TikTok is all about one-minute videos, actually now 15 to 22 second long videos. So if you are founder, you’re an entrepreneur, you don’t have to sing and dance. You’re not there to try to go viral. With all the kids out there. You’re just sharing one tip. So for example, I would ask you, Dr. Jeremy, what’s one big mistake entrepreneurs make on podcasts? And you say, well, the one was one big mistake is blah, blah, blah. And you’d say that in 20 seconds, right? And what other one tip do you have? What other single moment do you want to share? Just little moments in time and we’ve interviewed the top people in TikTok. And the problem that folks like you me Perry, even Liana have, it’s called rambling, old man syndrome, where we can’t even get to the point a minute, and we’re still introducing ourselves. You lost them in three seconds. They were already long gone. So I would ask you, can you make your point in a sentence? That’s the point of TikTok. Can you get to the point, it’s a lot easier to give an hour-long talk a webinar than it is to make a one-minute video.

Jeremy Weisz 11:12

You want to hold up the book for a second just so people can check it out. And I’ll pull it up right here you can see the definitive guide to TikTok advertising. So what’s, as you created the book, and I know you interviewed a lot of experts as well. What’s one thing that surprised you?

Dennis Yu 11:30

How little I know of I’ve always been aware of Dunning Kruger and how little I know. But when I came into this and TikTok paid us money to help write this book, as they know we’re super well known for Google and Facebook ads. So they want us to dominate on TikTok and people leave Facebook and do TikTok ads. Of course, that’s what’s behind it. But I thought, you know what, I’m, I’m a bit of a fraud. I’m almost 50 Who am I to be talking about TikTok, right. And I’ve only got a few thousand followers on TikTok. This is like hypocritical, right? But as I learned two things, surprise me. One is that I actually do know more than I think because if I highlight relationships, if I highlight moments and time, but I know how to avoid rambling, old man syndrome. I can go viral and I’ve gone viral and I’ve gotten my friends who are not TikTok people who they with, social media is the last thing. I even got Perry Marshall. From my birthday, I flew to Chicago to hang out with him. And we made a TikTok account and we made a whole bunch of TikTok s together, and we didn’t sing and dance. I asked Perry a bunch of rapid-fire questions just off the cuff. And we turn those into little short clips, a little background music, put the captioning like you saw the words there in the bottom. And that’s all we needed for TikTok. And I’ve interviewed so many other people freaking Dan Ulin, who’s the last one you’d ever expect to be? He’s he runs elite student coach. He is a, shall I say high profile coach to high net worth parents. TikTok would be the last place you’d expect him or his clients to be yet by interviewing him and pulling out these little moments. What’s his favorite Korean restaurant downtown LA? What was it like to be in the magic castle right? He wrote the newsletter for the magic castle for that whole Academy for magicians, right? What was that like being a magician? What was it like knowing so and so? Hey, what about this kid who got into Yale? What did they do? But what’s the key to get into these schools by all of these little one tip at a time, not five things? Not tell me your whole life story. That’s what I found interesting is that when you just break it down in these little pieces, it’s actually really easy. Biggest problem is people just keep talking.

> **Data section**:

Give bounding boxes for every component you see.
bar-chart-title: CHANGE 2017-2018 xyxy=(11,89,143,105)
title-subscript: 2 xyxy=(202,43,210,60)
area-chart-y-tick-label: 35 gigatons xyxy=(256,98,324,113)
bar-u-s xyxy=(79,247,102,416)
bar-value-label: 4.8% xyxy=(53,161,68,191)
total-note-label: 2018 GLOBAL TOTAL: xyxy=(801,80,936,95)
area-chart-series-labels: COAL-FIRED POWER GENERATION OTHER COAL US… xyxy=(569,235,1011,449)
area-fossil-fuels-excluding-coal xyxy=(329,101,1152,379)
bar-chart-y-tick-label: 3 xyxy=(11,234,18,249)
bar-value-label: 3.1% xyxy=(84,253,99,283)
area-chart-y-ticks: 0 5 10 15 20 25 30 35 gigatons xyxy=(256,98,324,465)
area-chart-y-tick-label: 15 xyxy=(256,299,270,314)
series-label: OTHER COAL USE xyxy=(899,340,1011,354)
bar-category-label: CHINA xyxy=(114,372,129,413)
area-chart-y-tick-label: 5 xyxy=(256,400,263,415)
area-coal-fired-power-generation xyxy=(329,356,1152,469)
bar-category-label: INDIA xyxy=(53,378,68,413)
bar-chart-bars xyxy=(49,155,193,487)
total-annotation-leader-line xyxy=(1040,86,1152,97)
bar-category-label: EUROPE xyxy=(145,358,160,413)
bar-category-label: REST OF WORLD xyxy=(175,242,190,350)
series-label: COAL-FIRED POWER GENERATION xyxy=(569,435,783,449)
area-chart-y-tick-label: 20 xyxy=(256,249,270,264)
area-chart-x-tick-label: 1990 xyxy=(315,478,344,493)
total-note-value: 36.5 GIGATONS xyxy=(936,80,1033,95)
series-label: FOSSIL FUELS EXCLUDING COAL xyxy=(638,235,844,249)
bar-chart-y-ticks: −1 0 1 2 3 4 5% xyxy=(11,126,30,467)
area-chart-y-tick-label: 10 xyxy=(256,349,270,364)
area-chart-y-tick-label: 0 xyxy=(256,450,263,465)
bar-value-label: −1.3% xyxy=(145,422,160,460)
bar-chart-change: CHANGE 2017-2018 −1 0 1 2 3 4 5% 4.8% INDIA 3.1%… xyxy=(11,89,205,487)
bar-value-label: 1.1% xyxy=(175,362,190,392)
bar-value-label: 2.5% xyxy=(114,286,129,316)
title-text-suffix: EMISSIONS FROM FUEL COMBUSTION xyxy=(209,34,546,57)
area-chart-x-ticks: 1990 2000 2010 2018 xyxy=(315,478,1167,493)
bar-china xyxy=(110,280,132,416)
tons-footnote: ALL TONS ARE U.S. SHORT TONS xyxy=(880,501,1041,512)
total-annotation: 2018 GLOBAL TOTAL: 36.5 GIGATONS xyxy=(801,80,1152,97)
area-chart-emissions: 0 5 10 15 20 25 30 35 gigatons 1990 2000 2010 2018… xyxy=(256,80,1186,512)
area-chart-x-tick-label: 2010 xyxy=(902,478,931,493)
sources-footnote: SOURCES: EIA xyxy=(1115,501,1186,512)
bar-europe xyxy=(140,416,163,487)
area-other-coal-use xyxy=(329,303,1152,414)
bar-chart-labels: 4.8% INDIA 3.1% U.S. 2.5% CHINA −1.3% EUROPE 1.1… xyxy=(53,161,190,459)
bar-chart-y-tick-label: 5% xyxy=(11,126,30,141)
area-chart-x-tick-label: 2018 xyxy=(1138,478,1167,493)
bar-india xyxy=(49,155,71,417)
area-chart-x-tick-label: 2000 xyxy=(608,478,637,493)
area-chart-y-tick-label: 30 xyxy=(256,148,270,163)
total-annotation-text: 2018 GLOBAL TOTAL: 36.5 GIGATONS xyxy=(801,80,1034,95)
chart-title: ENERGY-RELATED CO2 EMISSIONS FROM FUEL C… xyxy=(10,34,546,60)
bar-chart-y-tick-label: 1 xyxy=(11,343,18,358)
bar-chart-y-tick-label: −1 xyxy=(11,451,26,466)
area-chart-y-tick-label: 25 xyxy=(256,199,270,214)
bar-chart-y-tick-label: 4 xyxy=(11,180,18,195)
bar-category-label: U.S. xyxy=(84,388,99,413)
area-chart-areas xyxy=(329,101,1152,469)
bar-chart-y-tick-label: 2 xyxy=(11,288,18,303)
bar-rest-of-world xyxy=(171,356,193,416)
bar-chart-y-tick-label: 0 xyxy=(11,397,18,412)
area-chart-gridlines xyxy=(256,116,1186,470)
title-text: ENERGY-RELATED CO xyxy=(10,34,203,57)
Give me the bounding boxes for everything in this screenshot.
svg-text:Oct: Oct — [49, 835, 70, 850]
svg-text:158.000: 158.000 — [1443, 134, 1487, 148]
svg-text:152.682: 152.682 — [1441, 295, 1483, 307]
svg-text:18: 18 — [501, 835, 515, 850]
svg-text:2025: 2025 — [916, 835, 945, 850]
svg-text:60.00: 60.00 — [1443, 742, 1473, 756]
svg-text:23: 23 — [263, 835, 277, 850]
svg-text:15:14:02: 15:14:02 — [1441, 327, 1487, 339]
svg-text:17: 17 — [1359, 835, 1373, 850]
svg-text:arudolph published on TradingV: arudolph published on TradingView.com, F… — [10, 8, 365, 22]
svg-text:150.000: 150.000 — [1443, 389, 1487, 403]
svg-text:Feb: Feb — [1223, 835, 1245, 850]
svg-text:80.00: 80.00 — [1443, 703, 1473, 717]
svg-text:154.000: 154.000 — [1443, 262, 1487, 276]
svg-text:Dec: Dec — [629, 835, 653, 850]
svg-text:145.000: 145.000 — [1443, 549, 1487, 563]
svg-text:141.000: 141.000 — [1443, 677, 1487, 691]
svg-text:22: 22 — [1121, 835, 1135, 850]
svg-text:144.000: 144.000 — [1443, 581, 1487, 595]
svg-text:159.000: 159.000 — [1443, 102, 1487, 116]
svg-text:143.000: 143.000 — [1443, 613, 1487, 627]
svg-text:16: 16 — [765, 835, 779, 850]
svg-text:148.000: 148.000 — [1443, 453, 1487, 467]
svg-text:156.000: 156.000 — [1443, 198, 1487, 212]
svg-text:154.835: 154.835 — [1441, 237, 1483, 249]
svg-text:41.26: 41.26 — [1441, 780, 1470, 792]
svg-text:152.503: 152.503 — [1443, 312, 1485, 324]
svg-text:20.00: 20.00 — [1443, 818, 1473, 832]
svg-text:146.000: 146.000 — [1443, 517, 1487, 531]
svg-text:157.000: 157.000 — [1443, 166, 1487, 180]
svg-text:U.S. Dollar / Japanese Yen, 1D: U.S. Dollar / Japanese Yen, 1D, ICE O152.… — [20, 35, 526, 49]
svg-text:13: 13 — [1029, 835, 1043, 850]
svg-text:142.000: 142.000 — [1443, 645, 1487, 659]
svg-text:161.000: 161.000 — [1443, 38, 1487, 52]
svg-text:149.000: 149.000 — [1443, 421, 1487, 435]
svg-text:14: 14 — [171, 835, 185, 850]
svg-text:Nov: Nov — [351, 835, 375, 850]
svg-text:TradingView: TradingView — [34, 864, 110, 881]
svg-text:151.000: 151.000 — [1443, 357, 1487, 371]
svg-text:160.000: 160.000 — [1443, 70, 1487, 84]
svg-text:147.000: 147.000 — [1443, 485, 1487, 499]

> **Tasks to perform**:
a) Copy out the passage from the TikTok interview transcript starting at "You want to hold" and ending at "that surprised you?".
b) Answer these questions from the TikTok interview transcript:
(i) What length does the first speaker say TikTok videos are now?
(ii) What is the title of the book that Jeremy Weisz pulls up?
(iii) What did Dan Ulin write for the Magic Castle?
c) Can you write the next part of the TikTok interview transcript, picking up after its final line?

> **Answers by task**:
a)
You want to hold up the book for a second just so people can check it out. And I’ll pull it up right here you can see the definitive guide to TikTok advertising. So what’s, as you created the book, and I know you interviewed a lot of experts as well. What’s one thing that surprised you?

b)
(i) 15 to 22 seconds.
(ii) The definitive guide to TikTok advertising.
(iii) The newsletter.

c)
Jeremy Weisz 13:59

Who else was featured in the book? I know you had a lot of experts that you put in the book.

Dennis Yu 14:04

So we’ve got Perry and myself as the main authors, as practitioners. We’ve got various agency owners, we have other people who are entrepreneurs in some way they have some kind of service business. They sell coaching. They there’s some product people I think we have some young adults one of them like Noah has an IQ 6 million followers on TikTok and he has financial tips that you can go to how do you go to Starbucks and save money somehow by getting a free Starbucks at all airline tricks, all these people that are giving their tips all of them and it doesn’t matter what their industry is all of them in common. are sharing real tips that are interesting.